◆ What you are asked to do:
List all the lines in these records that hold "desktop".
::::::::::
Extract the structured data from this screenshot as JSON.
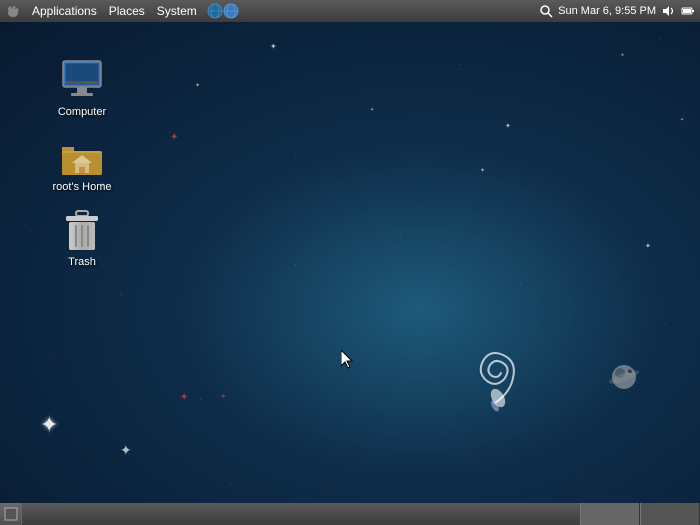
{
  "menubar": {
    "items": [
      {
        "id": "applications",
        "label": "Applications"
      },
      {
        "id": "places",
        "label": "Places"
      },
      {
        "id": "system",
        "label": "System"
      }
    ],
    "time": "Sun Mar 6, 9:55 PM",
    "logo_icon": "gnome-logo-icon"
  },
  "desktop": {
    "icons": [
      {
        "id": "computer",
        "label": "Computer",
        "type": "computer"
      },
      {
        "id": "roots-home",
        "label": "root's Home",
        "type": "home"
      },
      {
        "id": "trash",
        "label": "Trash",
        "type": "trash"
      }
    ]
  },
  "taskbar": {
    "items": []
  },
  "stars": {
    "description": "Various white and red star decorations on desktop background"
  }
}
::::::::::
◆ Task result:
  "desktop": {
    "description": "Various white and red star decorations on desktop background"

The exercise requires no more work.